----- STORED ROWS -----
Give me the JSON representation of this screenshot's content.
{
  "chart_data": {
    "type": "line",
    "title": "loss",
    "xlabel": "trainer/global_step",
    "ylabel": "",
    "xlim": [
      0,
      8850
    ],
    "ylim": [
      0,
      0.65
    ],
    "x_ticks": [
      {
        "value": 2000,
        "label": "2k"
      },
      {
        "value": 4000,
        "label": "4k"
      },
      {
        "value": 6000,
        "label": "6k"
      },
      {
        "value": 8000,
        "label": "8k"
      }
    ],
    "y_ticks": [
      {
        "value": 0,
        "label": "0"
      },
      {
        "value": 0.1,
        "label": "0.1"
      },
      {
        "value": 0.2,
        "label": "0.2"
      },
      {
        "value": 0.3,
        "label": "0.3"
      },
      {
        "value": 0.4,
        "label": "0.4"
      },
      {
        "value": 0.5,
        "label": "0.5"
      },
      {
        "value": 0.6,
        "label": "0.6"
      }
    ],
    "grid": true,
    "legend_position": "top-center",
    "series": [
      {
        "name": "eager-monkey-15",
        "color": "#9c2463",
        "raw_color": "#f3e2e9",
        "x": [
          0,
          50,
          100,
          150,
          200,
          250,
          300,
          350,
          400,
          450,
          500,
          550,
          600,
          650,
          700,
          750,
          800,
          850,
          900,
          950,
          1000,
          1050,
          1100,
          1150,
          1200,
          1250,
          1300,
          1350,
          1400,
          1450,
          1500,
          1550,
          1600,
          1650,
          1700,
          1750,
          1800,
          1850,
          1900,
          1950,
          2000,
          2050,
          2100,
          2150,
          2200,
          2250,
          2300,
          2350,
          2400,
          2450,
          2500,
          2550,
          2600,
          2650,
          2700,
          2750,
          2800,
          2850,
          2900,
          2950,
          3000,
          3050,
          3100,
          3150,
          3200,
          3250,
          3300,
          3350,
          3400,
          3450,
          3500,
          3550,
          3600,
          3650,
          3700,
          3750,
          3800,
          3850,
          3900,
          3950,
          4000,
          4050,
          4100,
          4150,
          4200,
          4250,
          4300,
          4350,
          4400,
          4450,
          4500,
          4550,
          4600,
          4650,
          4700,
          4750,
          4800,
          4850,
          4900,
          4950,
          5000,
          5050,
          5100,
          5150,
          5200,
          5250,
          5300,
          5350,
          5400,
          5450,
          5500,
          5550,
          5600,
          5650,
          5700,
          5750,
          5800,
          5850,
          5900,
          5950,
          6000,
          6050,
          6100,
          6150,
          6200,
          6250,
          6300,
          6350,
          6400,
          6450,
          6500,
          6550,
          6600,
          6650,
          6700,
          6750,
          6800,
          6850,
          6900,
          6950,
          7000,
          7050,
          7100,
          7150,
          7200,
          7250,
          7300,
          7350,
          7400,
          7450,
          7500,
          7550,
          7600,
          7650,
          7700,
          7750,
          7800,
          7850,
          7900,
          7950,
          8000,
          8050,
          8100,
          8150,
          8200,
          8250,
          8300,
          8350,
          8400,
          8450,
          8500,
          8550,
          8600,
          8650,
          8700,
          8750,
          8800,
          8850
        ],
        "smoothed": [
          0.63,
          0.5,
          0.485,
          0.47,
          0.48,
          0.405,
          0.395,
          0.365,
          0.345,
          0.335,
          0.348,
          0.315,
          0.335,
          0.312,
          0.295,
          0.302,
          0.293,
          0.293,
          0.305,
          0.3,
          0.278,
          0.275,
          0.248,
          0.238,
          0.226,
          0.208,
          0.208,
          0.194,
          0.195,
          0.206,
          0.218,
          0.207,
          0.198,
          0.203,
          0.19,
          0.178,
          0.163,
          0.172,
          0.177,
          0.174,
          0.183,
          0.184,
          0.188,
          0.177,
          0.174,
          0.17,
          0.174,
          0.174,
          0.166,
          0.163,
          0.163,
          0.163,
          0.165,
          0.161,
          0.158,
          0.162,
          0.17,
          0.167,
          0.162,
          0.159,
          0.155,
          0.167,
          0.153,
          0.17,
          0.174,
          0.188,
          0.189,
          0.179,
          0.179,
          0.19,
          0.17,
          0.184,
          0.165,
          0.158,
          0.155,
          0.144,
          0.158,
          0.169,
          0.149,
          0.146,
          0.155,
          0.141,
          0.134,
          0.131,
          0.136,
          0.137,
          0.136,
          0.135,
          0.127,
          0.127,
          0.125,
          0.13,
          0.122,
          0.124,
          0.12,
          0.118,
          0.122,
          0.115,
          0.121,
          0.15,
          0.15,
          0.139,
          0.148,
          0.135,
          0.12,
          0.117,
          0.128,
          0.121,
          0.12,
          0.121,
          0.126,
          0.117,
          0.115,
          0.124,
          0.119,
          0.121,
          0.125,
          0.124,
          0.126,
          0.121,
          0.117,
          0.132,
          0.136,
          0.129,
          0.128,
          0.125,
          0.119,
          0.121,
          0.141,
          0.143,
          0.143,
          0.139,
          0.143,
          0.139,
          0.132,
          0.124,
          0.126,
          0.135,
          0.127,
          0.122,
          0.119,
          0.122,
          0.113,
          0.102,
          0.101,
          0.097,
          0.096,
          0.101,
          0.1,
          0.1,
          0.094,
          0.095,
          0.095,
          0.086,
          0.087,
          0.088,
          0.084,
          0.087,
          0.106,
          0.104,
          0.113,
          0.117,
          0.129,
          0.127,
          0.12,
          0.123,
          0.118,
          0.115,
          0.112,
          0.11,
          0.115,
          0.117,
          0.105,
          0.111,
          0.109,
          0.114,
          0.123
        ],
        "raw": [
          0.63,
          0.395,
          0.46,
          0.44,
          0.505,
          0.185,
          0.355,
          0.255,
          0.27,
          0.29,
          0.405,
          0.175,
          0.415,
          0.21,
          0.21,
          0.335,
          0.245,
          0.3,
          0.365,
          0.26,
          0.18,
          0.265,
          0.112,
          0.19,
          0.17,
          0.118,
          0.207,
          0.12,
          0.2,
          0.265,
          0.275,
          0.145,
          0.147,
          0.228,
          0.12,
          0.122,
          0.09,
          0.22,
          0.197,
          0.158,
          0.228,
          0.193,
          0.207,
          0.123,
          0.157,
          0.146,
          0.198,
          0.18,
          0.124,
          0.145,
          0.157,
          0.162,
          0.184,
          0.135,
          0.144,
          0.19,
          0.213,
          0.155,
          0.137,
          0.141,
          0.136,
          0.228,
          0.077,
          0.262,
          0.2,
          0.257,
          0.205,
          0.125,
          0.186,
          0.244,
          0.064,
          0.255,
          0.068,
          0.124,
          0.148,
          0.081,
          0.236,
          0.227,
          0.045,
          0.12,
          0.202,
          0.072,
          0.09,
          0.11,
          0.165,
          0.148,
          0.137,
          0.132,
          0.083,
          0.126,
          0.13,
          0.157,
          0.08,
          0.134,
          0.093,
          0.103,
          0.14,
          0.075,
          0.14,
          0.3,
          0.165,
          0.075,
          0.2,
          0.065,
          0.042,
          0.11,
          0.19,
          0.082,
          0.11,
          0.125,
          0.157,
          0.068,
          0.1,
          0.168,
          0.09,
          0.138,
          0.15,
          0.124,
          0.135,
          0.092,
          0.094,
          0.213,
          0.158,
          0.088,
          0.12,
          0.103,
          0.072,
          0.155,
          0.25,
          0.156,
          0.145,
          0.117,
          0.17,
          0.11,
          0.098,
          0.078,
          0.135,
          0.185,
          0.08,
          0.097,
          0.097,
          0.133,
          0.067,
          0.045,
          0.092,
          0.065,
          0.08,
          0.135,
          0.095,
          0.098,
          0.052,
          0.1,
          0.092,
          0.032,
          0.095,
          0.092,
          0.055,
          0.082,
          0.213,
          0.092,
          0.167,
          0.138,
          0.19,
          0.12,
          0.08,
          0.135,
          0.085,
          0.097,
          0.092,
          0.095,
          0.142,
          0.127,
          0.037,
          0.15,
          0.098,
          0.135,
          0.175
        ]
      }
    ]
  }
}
-----
▶ **WRITTEN INSTRUCTION**
Copy each line of the data above that holds "value".

▶ **FULL RESPONSE**
        "value": 2000,
        "value": 4000,
        "value": 6000,
        "value": 8000,
        "value": 0,
        "value": 0.1,
        "value": 0.2,
        "value": 0.3,
        "value": 0.4,
        "value": 0.5,
        "value": 0.6,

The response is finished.